# Problem details
Copy every row below again, character for character, with no line altered or left out.

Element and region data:
⁂

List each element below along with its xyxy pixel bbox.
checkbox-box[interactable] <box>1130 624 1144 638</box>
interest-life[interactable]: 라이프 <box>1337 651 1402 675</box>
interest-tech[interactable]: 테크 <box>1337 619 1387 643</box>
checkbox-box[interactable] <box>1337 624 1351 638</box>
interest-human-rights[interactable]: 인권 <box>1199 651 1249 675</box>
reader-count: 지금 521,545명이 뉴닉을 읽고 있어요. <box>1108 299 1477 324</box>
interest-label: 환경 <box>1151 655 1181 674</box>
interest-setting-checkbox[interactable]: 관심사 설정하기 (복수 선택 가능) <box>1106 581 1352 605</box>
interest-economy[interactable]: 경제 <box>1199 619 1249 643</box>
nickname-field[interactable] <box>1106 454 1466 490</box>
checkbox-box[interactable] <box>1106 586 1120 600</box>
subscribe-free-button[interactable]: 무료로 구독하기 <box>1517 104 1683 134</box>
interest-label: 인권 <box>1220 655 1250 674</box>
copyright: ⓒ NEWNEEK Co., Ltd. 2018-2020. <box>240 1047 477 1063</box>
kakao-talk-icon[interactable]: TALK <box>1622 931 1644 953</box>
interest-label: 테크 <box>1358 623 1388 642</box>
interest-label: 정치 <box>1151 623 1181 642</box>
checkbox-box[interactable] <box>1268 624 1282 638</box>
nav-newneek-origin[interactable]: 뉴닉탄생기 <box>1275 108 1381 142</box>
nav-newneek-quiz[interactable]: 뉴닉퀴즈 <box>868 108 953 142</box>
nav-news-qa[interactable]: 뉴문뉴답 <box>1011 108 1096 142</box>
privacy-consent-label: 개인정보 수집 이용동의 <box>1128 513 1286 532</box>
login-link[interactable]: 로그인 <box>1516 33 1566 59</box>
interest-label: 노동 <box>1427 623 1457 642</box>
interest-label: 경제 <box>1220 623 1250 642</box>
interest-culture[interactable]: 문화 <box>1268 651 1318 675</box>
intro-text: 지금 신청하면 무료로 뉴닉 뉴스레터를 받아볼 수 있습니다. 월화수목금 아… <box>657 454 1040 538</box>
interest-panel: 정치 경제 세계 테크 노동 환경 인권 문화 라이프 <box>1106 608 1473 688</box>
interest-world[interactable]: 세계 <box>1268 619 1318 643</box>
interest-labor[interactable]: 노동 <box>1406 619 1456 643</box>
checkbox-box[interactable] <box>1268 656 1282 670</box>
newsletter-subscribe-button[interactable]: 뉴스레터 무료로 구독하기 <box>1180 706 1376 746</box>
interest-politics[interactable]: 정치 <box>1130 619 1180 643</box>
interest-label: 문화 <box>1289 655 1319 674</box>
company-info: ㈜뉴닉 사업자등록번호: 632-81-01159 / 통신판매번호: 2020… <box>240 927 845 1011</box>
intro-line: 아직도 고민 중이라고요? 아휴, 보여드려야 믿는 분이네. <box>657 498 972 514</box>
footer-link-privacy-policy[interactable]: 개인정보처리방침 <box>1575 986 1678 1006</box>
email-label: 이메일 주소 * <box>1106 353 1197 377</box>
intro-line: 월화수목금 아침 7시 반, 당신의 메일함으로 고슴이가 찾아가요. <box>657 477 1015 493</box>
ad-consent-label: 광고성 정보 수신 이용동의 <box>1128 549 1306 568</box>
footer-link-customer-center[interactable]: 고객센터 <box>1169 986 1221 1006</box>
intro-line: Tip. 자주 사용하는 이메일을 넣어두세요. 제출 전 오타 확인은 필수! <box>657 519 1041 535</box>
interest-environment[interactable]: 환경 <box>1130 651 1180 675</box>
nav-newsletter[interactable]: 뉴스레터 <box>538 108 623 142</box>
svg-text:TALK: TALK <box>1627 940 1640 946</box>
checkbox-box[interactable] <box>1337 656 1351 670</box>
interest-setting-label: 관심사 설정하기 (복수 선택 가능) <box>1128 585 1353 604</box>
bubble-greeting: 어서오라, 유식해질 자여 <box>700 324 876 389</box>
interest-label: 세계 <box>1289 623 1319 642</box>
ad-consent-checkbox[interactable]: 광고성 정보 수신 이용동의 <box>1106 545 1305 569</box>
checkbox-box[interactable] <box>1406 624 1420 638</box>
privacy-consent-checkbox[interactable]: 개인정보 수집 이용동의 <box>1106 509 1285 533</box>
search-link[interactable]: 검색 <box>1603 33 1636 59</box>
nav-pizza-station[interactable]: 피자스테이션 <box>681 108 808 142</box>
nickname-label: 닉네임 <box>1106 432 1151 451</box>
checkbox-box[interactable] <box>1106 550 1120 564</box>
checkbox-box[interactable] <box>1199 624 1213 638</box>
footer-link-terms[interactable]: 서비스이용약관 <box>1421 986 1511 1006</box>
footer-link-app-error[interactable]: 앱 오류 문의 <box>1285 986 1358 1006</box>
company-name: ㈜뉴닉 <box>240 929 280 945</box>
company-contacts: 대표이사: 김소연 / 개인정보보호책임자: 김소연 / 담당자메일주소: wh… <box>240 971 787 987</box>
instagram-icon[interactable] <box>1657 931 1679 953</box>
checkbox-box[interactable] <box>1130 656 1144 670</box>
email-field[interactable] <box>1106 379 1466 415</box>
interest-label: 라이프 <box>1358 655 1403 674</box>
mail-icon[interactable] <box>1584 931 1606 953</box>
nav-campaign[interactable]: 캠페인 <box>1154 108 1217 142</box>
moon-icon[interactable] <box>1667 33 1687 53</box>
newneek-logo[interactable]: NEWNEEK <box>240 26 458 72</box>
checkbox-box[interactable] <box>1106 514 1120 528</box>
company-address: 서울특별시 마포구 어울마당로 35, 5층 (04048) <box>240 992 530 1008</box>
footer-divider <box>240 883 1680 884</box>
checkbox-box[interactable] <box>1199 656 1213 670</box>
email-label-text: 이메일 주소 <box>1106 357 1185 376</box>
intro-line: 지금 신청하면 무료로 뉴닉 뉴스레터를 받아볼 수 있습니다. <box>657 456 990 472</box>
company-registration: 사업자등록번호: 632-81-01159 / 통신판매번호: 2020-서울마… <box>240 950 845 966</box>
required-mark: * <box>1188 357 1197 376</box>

⁂

# Written response
List each element below along with its xyxy pixel bbox.
checkbox-box[interactable] <box>1130 624 1144 638</box>
interest-life[interactable]: 라이프 <box>1337 651 1402 675</box>
interest-tech[interactable]: 테크 <box>1337 619 1387 643</box>
checkbox-box[interactable] <box>1337 624 1351 638</box>
interest-human-rights[interactable]: 인권 <box>1199 651 1249 675</box>
reader-count: 지금 521,545명이 뉴닉을 읽고 있어요. <box>1108 299 1477 324</box>
interest-label: 환경 <box>1151 655 1181 674</box>
interest-setting-checkbox[interactable]: 관심사 설정하기 (복수 선택 가능) <box>1106 581 1352 605</box>
interest-economy[interactable]: 경제 <box>1199 619 1249 643</box>
nickname-field[interactable] <box>1106 454 1466 490</box>
checkbox-box[interactable] <box>1106 586 1120 600</box>
subscribe-free-button[interactable]: 무료로 구독하기 <box>1517 104 1683 134</box>
interest-label: 인권 <box>1220 655 1250 674</box>
copyright: ⓒ NEWNEEK Co., Ltd. 2018-2020. <box>240 1047 477 1063</box>
kakao-talk-icon[interactable]: TALK <box>1622 931 1644 953</box>
interest-label: 테크 <box>1358 623 1388 642</box>
interest-label: 정치 <box>1151 623 1181 642</box>
checkbox-box[interactable] <box>1268 624 1282 638</box>
nav-newneek-origin[interactable]: 뉴닉탄생기 <box>1275 108 1381 142</box>
nav-newneek-quiz[interactable]: 뉴닉퀴즈 <box>868 108 953 142</box>
nav-news-qa[interactable]: 뉴문뉴답 <box>1011 108 1096 142</box>
privacy-consent-label: 개인정보 수집 이용동의 <box>1128 513 1286 532</box>
login-link[interactable]: 로그인 <box>1516 33 1566 59</box>
interest-label: 노동 <box>1427 623 1457 642</box>
interest-label: 경제 <box>1220 623 1250 642</box>
interest-culture[interactable]: 문화 <box>1268 651 1318 675</box>
intro-text: 지금 신청하면 무료로 뉴닉 뉴스레터를 받아볼 수 있습니다. 월화수목금 아… <box>657 454 1040 538</box>
interest-panel: 정치 경제 세계 테크 노동 환경 인권 문화 라이프 <box>1106 608 1473 688</box>
interest-world[interactable]: 세계 <box>1268 619 1318 643</box>
interest-labor[interactable]: 노동 <box>1406 619 1456 643</box>
checkbox-box[interactable] <box>1268 656 1282 670</box>
newsletter-subscribe-button[interactable]: 뉴스레터 무료로 구독하기 <box>1180 706 1376 746</box>
interest-politics[interactable]: 정치 <box>1130 619 1180 643</box>
interest-label: 문화 <box>1289 655 1319 674</box>
company-info: ㈜뉴닉 사업자등록번호: 632-81-01159 / 통신판매번호: 2020… <box>240 927 845 1011</box>
intro-line: 아직도 고민 중이라고요? 아휴, 보여드려야 믿는 분이네. <box>657 498 972 514</box>
footer-link-privacy-policy[interactable]: 개인정보처리방침 <box>1575 986 1678 1006</box>
email-label: 이메일 주소 * <box>1106 353 1197 377</box>
intro-line: 월화수목금 아침 7시 반, 당신의 메일함으로 고슴이가 찾아가요. <box>657 477 1015 493</box>
ad-consent-label: 광고성 정보 수신 이용동의 <box>1128 549 1306 568</box>
footer-link-customer-center[interactable]: 고객센터 <box>1169 986 1221 1006</box>
intro-line: Tip. 자주 사용하는 이메일을 넣어두세요. 제출 전 오타 확인은 필수! <box>657 519 1041 535</box>
interest-environment[interactable]: 환경 <box>1130 651 1180 675</box>
nav-newsletter[interactable]: 뉴스레터 <box>538 108 623 142</box>
svg-text:TALK: TALK <box>1627 940 1640 946</box>
checkbox-box[interactable] <box>1337 656 1351 670</box>
interest-setting-label: 관심사 설정하기 (복수 선택 가능) <box>1128 585 1353 604</box>
bubble-greeting: 어서오라, 유식해질 자여 <box>700 324 876 389</box>
interest-label: 세계 <box>1289 623 1319 642</box>
ad-consent-checkbox[interactable]: 광고성 정보 수신 이용동의 <box>1106 545 1305 569</box>
checkbox-box[interactable] <box>1406 624 1420 638</box>
privacy-consent-checkbox[interactable]: 개인정보 수집 이용동의 <box>1106 509 1285 533</box>
search-link[interactable]: 검색 <box>1603 33 1636 59</box>
nav-pizza-station[interactable]: 피자스테이션 <box>681 108 808 142</box>
nickname-label: 닉네임 <box>1106 432 1151 451</box>
checkbox-box[interactable] <box>1106 550 1120 564</box>
checkbox-box[interactable] <box>1199 624 1213 638</box>
footer-link-terms[interactable]: 서비스이용약관 <box>1421 986 1511 1006</box>
footer-link-app-error[interactable]: 앱 오류 문의 <box>1285 986 1358 1006</box>
company-name: ㈜뉴닉 <box>240 929 280 945</box>
company-contacts: 대표이사: 김소연 / 개인정보보호책임자: 김소연 / 담당자메일주소: wh… <box>240 971 787 987</box>
instagram-icon[interactable] <box>1657 931 1679 953</box>
checkbox-box[interactable] <box>1130 656 1144 670</box>
email-field[interactable] <box>1106 379 1466 415</box>
interest-label: 라이프 <box>1358 655 1403 674</box>
mail-icon[interactable] <box>1584 931 1606 953</box>
nav-campaign[interactable]: 캠페인 <box>1154 108 1217 142</box>
moon-icon[interactable] <box>1667 33 1687 53</box>
newneek-logo[interactable]: NEWNEEK <box>240 26 458 72</box>
checkbox-box[interactable] <box>1106 514 1120 528</box>
company-address: 서울특별시 마포구 어울마당로 35, 5층 (04048) <box>240 992 530 1008</box>
footer-divider <box>240 883 1680 884</box>
checkbox-box[interactable] <box>1199 656 1213 670</box>
email-label-text: 이메일 주소 <box>1106 357 1185 376</box>
intro-line: 지금 신청하면 무료로 뉴닉 뉴스레터를 받아볼 수 있습니다. <box>657 456 990 472</box>
company-registration: 사업자등록번호: 632-81-01159 / 통신판매번호: 2020-서울마… <box>240 950 845 966</box>
required-mark: * <box>1188 357 1197 376</box>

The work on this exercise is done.